## EXERCISE
Leave out the pictures and copy the remaining records exactly.

Data records:
** BEGIN **

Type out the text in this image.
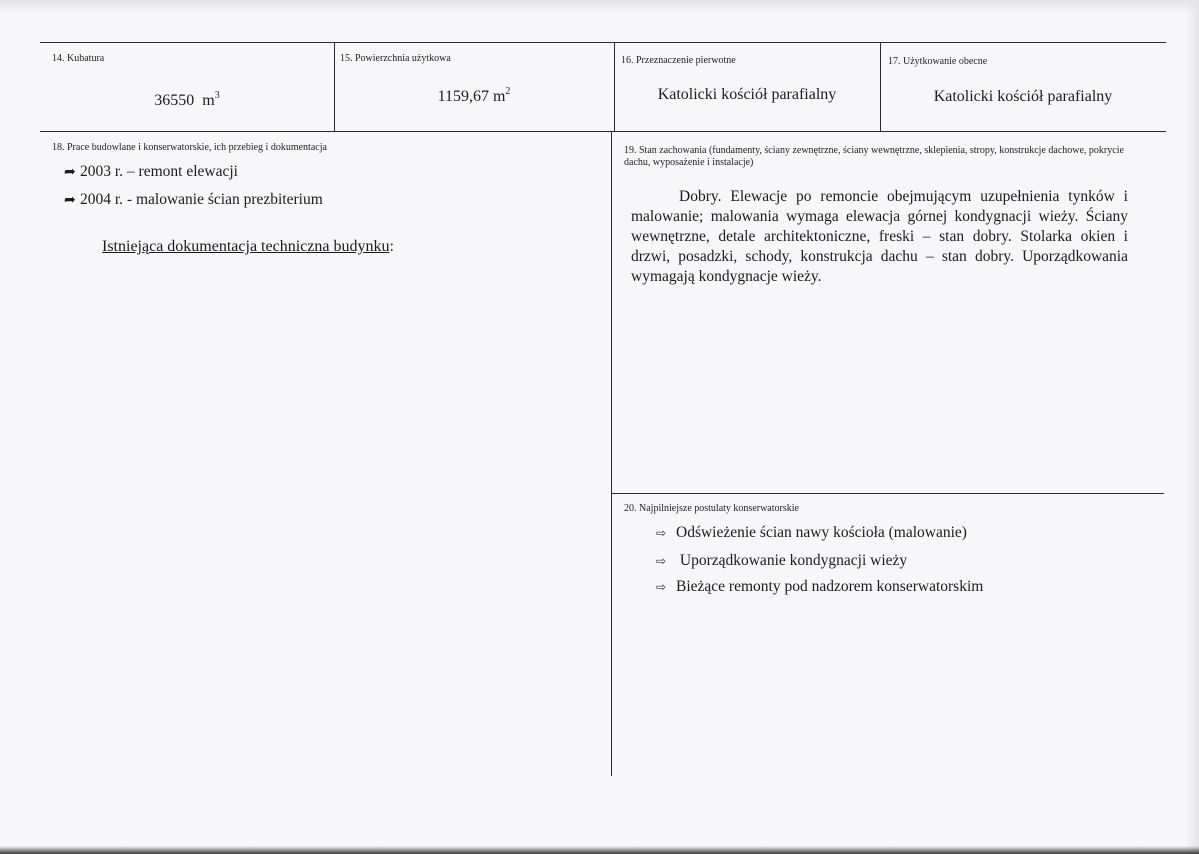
14. Kubatura
36550 $m^3$
15. Powierzchnia użytkowa
1159,67 $m^2$
16. Przeznaczenie pierwotne
Katolicki kościół parafialny
17. Użytkowanie obecne
Katolicki kościół parafialny
18. Prace budowlane i konserwatorskie, ich przebieg i dokumentacja
➦ 2003 r. – remont elewacji
➦ 2004 r. - malowanie ścian prezbiterium
Istniejąca dokumentacja techniczna budynku:
19. Stan zachowania (fundamenty, ściany zewnętrzne, ściany wewnętrzne, sklepienia, stropy, konstrukcje dachowe, pokrycie dachu, wyposażenie i instalacje)
Dobry. Elewacje po remoncie obejmującym uzupełnienia tynków i malowanie; malowania wymaga elewacja górnej kondygnacji wieży. Ściany wewnętrzne, detale architektoniczne, freski – stan dobry. Stolarka okien i drzwi, posadzki, schody, konstrukcja dachu – stan dobry. Uporządkowania wymagają kondygnacje wieży.
20. Najpilniejsze postulaty konserwatorskie
⇨ Odświeżenie ścian nawy kościoła (malowanie)
⇨ Uporządkowanie kondygnacji wieży
⇨ Bieżące remonty pod nadzorem konserwatorskim
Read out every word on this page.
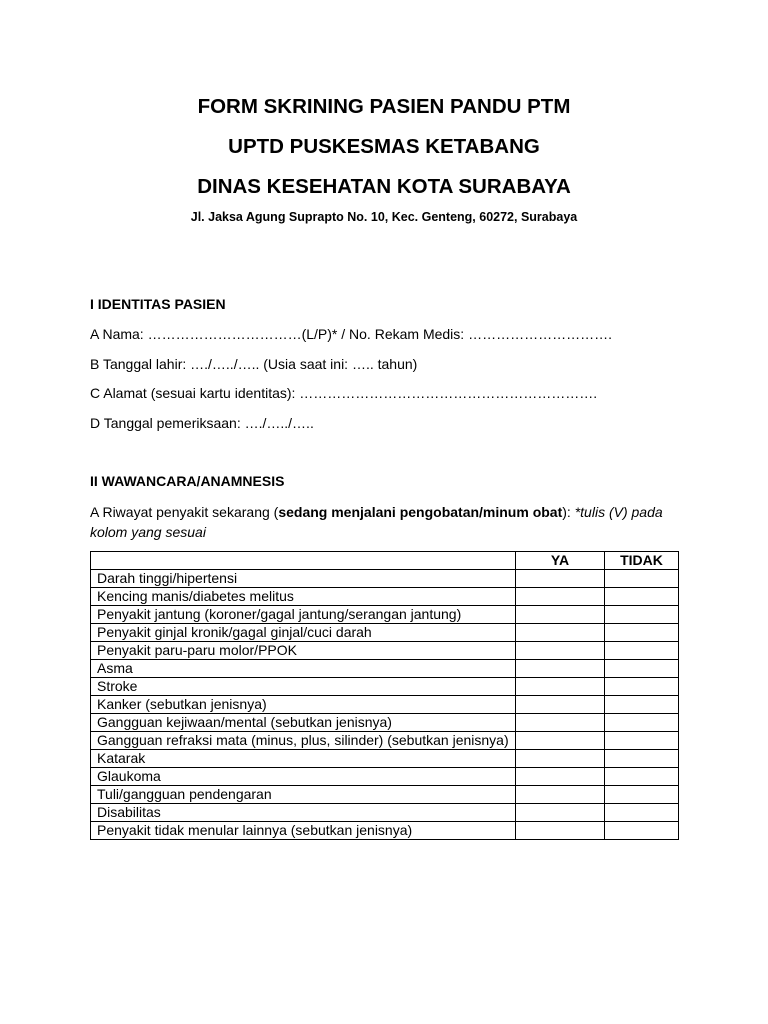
FORM SKRINING PASIEN PANDU PTM
UPTD PUSKESMAS KETABANG
DINAS KESEHATAN KOTA SURABAYA
Jl. Jaksa Agung Suprapto No. 10, Kec. Genteng, 60272, Surabaya
I IDENTITAS PASIEN
A Nama: ……………………………(L/P)* / No. Rekam Medis: ………………………….
B Tanggal lahir: …./…../….. (Usia saat ini: ….. tahun)
C Alamat (sesuai kartu identitas): ……………………………………………………….
D Tanggal pemeriksaan: …./…../…..
II WAWANCARA/ANAMNESIS
A Riwayat penyakit sekarang (sedang menjalani pengobatan/minum obat): *tulis (V) pada kolom yang sesuai
	YA	TIDAK
Darah tinggi/hipertensi		
Kencing manis/diabetes melitus		
Penyakit jantung (koroner/gagal jantung/serangan jantung)		
Penyakit ginjal kronik/gagal ginjal/cuci darah		
Penyakit paru-paru molor/PPOK		
Asma		
Stroke		
Kanker (sebutkan jenisnya)		
Gangguan kejiwaan/mental (sebutkan jenisnya)		
Gangguan refraksi mata (minus, plus, silinder) (sebutkan jenisnya)		
Katarak		
Glaukoma		
Tuli/gangguan pendengaran		
Disabilitas		
Penyakit tidak menular lainnya (sebutkan jenisnya)		
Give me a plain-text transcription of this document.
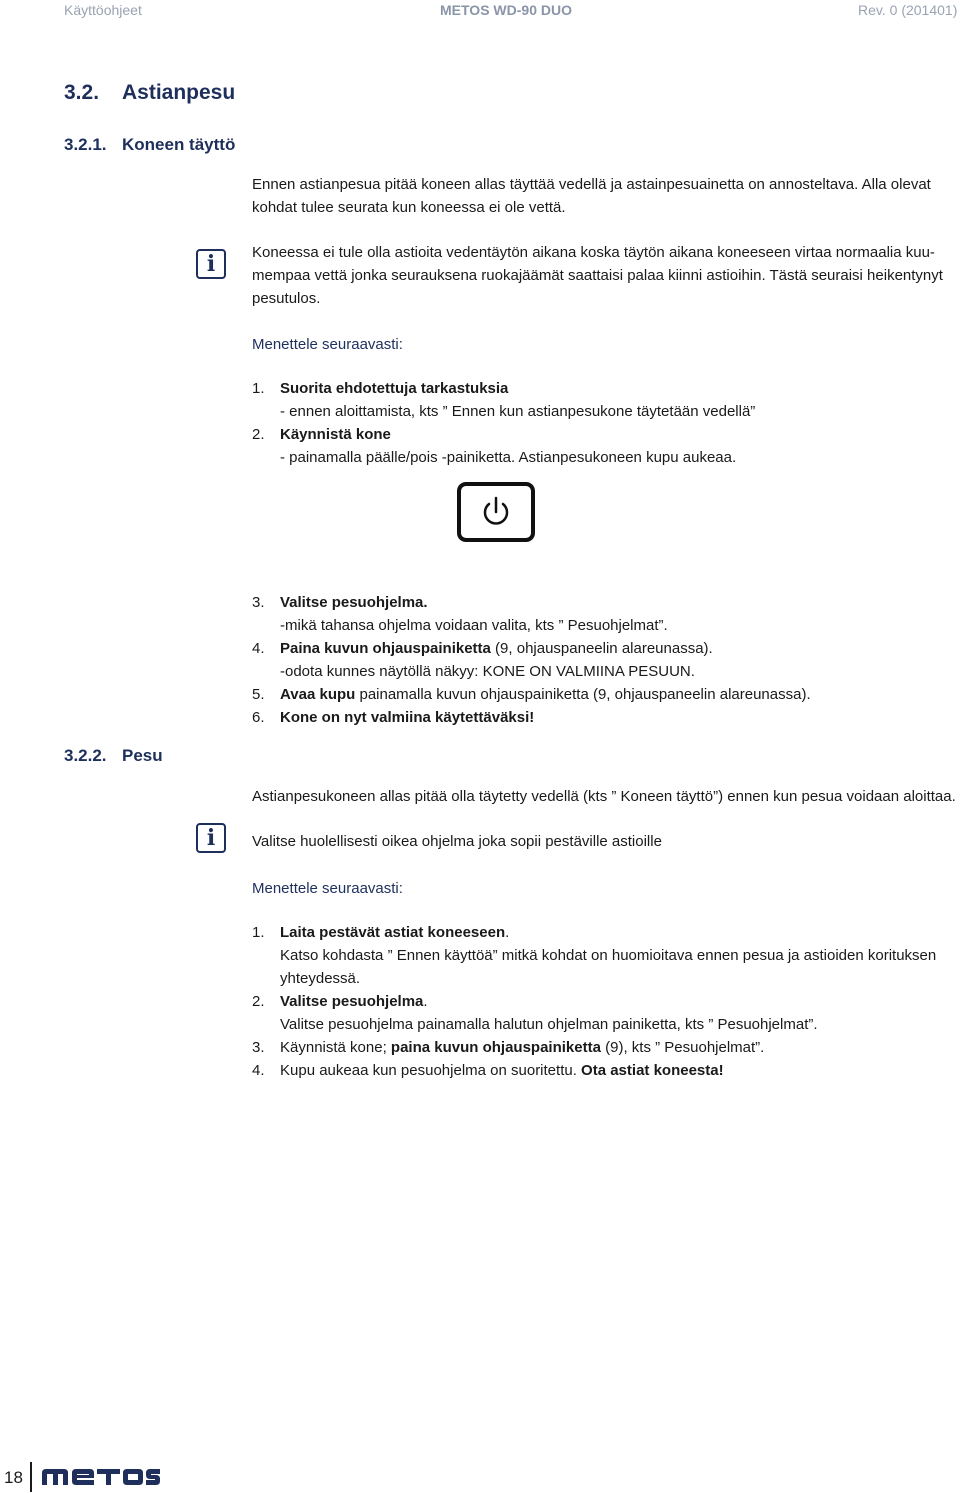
Käyttöohjeet	METOS WD-90 DUO	Rev. 0 (201401)
3.2. Astianpesu
3.2.1. Koneen täyttö
Ennen astianpesua pitää koneen allas täyttää vedellä ja astainpesuainetta on annosteltava. Alla olevat
kohdat tulee seurata kun koneessa ei ole vettä.
i	Koneessa ei tule olla astioita vedentäytön aikana koska täytön aikana koneeseen virtaa normaalia kuu-
mempaa vettä jonka seurauksena ruokajäämät saattaisi palaa kiinni astioihin. Tästä seuraisi heikentynyt
pesutulos.
Menettele seuraavasti:
1. Suorita ehdotettuja tarkastuksia
- ennen aloittamista, kts ” Ennen kun astianpesukone täytetään vedellä”
2. Käynnistä kone
- painamalla päälle/pois -painiketta. Astianpesukoneen kupu aukeaa.
3. Valitse pesuohjelma.
-mikä tahansa ohjelma voidaan valita, kts ” Pesuohjelmat”.
4. Paina kuvun ohjauspainiketta (9, ohjauspaneelin alareunassa).
-odota kunnes näytöllä näkyy: KONE ON VALMIINA PESUUN.
5. Avaa kupu painamalla kuvun ohjauspainiketta (9, ohjauspaneelin alareunassa).
6. Kone on nyt valmiina käytettäväksi!
3.2.2. Pesu
Astianpesukoneen allas pitää olla täytetty vedellä (kts ” Koneen täyttö”) ennen kun pesua voidaan aloittaa.
i	Valitse huolellisesti oikea ohjelma joka sopii pestäville astioille
Menettele seuraavasti:
1. Laita pestävät astiat koneeseen.
Katso kohdasta ” Ennen käyttöä” mitkä kohdat on huomioitava ennen pesua ja astioiden korituksen
yhteydessä.
2. Valitse pesuohjelma.
Valitse pesuohjelma painamalla halutun ohjelman painiketta, kts ” Pesuohjelmat”.
3. Käynnistä kone; paina kuvun ohjauspainiketta (9), kts ” Pesuohjelmat”.
4. Kupu aukeaa kun pesuohjelma on suoritettu. Ota astiat koneesta!
18
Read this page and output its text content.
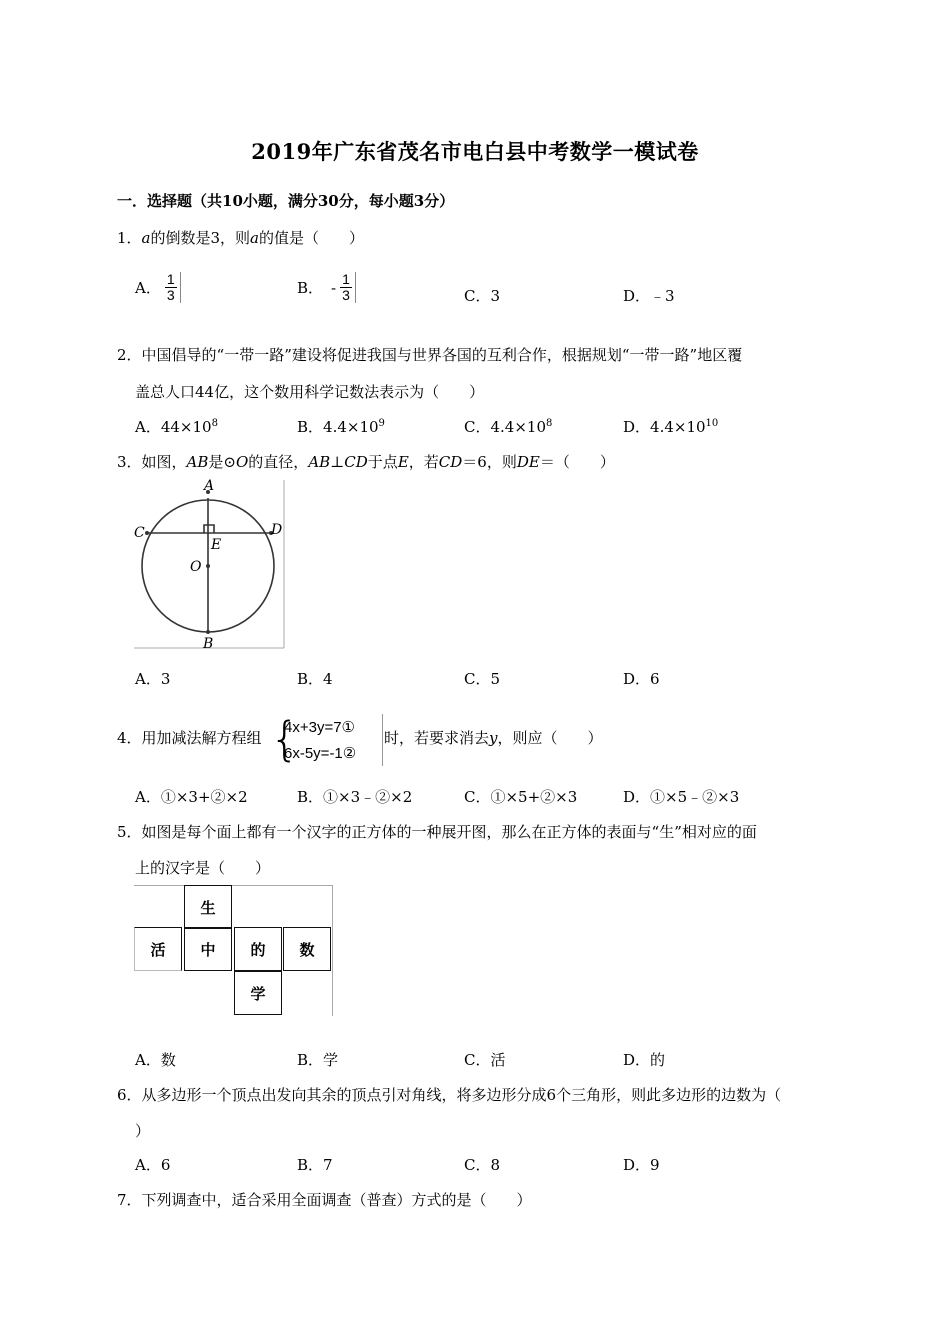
2019年广东省茂名市电白县中考数学一模试卷
一．选择题（共10小题，满分30分，每小题3分）
1．a的倒数是3，则a的值是（　　）
A． $\frac{1}{3}$	B． - $\frac{1}{3}$	C．3	D．﹣3
2．中国倡导的“一带一路”建设将促进我国与世界各国的互利合作，根据规划“一带一路”地区覆
盖总人口44亿，这个数用科学记数法表示为（　　）
A．$44\times 10^8$	B．$4.4\times 10^9$	C．$4.4\times 10^8$	D．$4.4\times 10^{10}$
3．如图，AB是⊙O的直径，AB⊥CD于点E，若CD＝6，则DE＝（　　）
A
B
C	D
E
O
A．3	B．4	C．5	D．6
4．用加减法解方程组 {
4x+3y=7①
6x-5y=-1②
时，若要求消去y，则应（　　）
A．①×3+②×2	B．①×3﹣②×2	C．①×5+②×3	D．①×5﹣②×3
5．如图是每个面上都有一个汉字的正方体的一种展开图，那么在正方体的表面与“生”相对应的面
上的汉字是（　　）
生
活	中	的	数
学
A．数	B．学	C．活	D．的
6．从多边形一个顶点出发向其余的顶点引对角线，将多边形分成6个三角形，则此多边形的边数为（
）
A．6	B．7	C．8	D．9
7．下列调查中，适合采用全面调查（普查）方式的是（　　）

** END **

## RESULT BELOW
Type out the text in this image.
14. Kubatura
36550 $m^3$
15. Powierzchnia użytkowa
1159,67 $m^2$
16. Przeznaczenie pierwotne
Katolicki kościół parafialny
17. Użytkowanie obecne
Katolicki kościół parafialny
18. Prace budowlane i konserwatorskie, ich przebieg i dokumentacja
➦ 2003 r. – remont elewacji
➦ 2004 r. - malowanie ścian prezbiterium
Istniejąca dokumentacja techniczna budynku:
19. Stan zachowania (fundamenty, ściany zewnętrzne, ściany wewnętrzne, sklepienia, stropy, konstrukcje dachowe, pokrycie dachu, wyposażenie i instalacje)
Dobry. Elewacje po remoncie obejmującym uzupełnienia tynków i malowanie; malowania wymaga elewacja górnej kondygnacji wieży. Ściany wewnętrzne, detale architektoniczne, freski – stan dobry. Stolarka okien i drzwi, posadzki, schody, konstrukcja dachu – stan dobry. Uporządkowania wymagają kondygnacje wieży.
20. Najpilniejsze postulaty konserwatorskie
⇨ Odświeżenie ścian nawy kościoła (malowanie)
⇨ Uporządkowanie kondygnacji wieży
⇨ Bieżące remonty pod nadzorem konserwatorskim
Read out every word on this page.
FORM SKRINING PASIEN PANDU PTM
UPTD PUSKESMAS KETABANG
DINAS KESEHATAN KOTA SURABAYA
Jl. Jaksa Agung Suprapto No. 10, Kec. Genteng, 60272, Surabaya
I IDENTITAS PASIEN
A Nama: ……………………………(L/P)* / No. Rekam Medis: ………………………….
B Tanggal lahir: …./…../….. (Usia saat ini: ….. tahun)
C Alamat (sesuai kartu identitas): ……………………………………………………….
D Tanggal pemeriksaan: …./…../…..
II WAWANCARA/ANAMNESIS
A Riwayat penyakit sekarang (sedang menjalani pengobatan/minum obat): *tulis (V) pada kolom yang sesuai
	YA	TIDAK
Darah tinggi/hipertensi		
Kencing manis/diabetes melitus		
Penyakit jantung (koroner/gagal jantung/serangan jantung)		
Penyakit ginjal kronik/gagal ginjal/cuci darah		
Penyakit paru-paru molor/PPOK		
Asma		
Stroke		
Kanker (sebutkan jenisnya)		
Gangguan kejiwaan/mental (sebutkan jenisnya)		
Gangguan refraksi mata (minus, plus, silinder) (sebutkan jenisnya)		
Katarak		
Glaukoma		
Tuli/gangguan pendengaran		
Disabilitas		
Penyakit tidak menular lainnya (sebutkan jenisnya)		
Give me a plain-text transcription of this document.
Käyttöohjeet	METOS WD-90 DUO	Rev. 0 (201401)
3.2. Astianpesu
3.2.1. Koneen täyttö
Ennen astianpesua pitää koneen allas täyttää vedellä ja astainpesuainetta on annosteltava. Alla olevat
kohdat tulee seurata kun koneessa ei ole vettä.
i	Koneessa ei tule olla astioita vedentäytön aikana koska täytön aikana koneeseen virtaa normaalia kuu-
mempaa vettä jonka seurauksena ruokajäämät saattaisi palaa kiinni astioihin. Tästä seuraisi heikentynyt
pesutulos.
Menettele seuraavasti:
1. Suorita ehdotettuja tarkastuksia
- ennen aloittamista, kts ” Ennen kun astianpesukone täytetään vedellä”
2. Käynnistä kone
- painamalla päälle/pois -painiketta. Astianpesukoneen kupu aukeaa.
3. Valitse pesuohjelma.
-mikä tahansa ohjelma voidaan valita, kts ” Pesuohjelmat”.
4. Paina kuvun ohjauspainiketta (9, ohjauspaneelin alareunassa).
-odota kunnes näytöllä näkyy: KONE ON VALMIINA PESUUN.
5. Avaa kupu painamalla kuvun ohjauspainiketta (9, ohjauspaneelin alareunassa).
6. Kone on nyt valmiina käytettäväksi!
3.2.2. Pesu
Astianpesukoneen allas pitää olla täytetty vedellä (kts ” Koneen täyttö”) ennen kun pesua voidaan aloittaa.
i	Valitse huolellisesti oikea ohjelma joka sopii pestäville astioille
Menettele seuraavasti:
1. Laita pestävät astiat koneeseen.
Katso kohdasta ” Ennen käyttöä” mitkä kohdat on huomioitava ennen pesua ja astioiden korituksen
yhteydessä.
2. Valitse pesuohjelma.
Valitse pesuohjelma painamalla halutun ohjelman painiketta, kts ” Pesuohjelmat”.
3. Käynnistä kone; paina kuvun ohjauspainiketta (9), kts ” Pesuohjelmat”.
4. Kupu aukeaa kun pesuohjelma on suoritettu. Ota astiat koneesta!
18
Read this page and output its text content.
2019年广东省茂名市电白县中考数学一模试卷
一．选择题（共10小题，满分30分，每小题3分）
1．a的倒数是3，则a的值是（　　）
A． $\frac{1}{3}$	B． - $\frac{1}{3}$	C．3	D．﹣3
2．中国倡导的“一带一路”建设将促进我国与世界各国的互利合作，根据规划“一带一路”地区覆
盖总人口44亿，这个数用科学记数法表示为（　　）
A．$44\times 10^8$	B．$4.4\times 10^9$	C．$4.4\times 10^8$	D．$4.4\times 10^{10}$
3．如图，AB是⊙O的直径，AB⊥CD于点E，若CD＝6，则DE＝（　　）
A
B
C	D
E
O
A．3	B．4	C．5	D．6
4．用加减法解方程组 {
4x+3y=7①
6x-5y=-1②
时，若要求消去y，则应（　　）
A．①×3+②×2	B．①×3﹣②×2	C．①×5+②×3	D．①×5﹣②×3
5．如图是每个面上都有一个汉字的正方体的一种展开图，那么在正方体的表面与“生”相对应的面
上的汉字是（　　）
生
活	中	的	数
学
A．数	B．学	C．活	D．的
6．从多边形一个顶点出发向其余的顶点引对角线，将多边形分成6个三角形，则此多边形的边数为（
）
A．6	B．7	C．8	D．9
7．下列调查中，适合采用全面调查（普查）方式的是（　　）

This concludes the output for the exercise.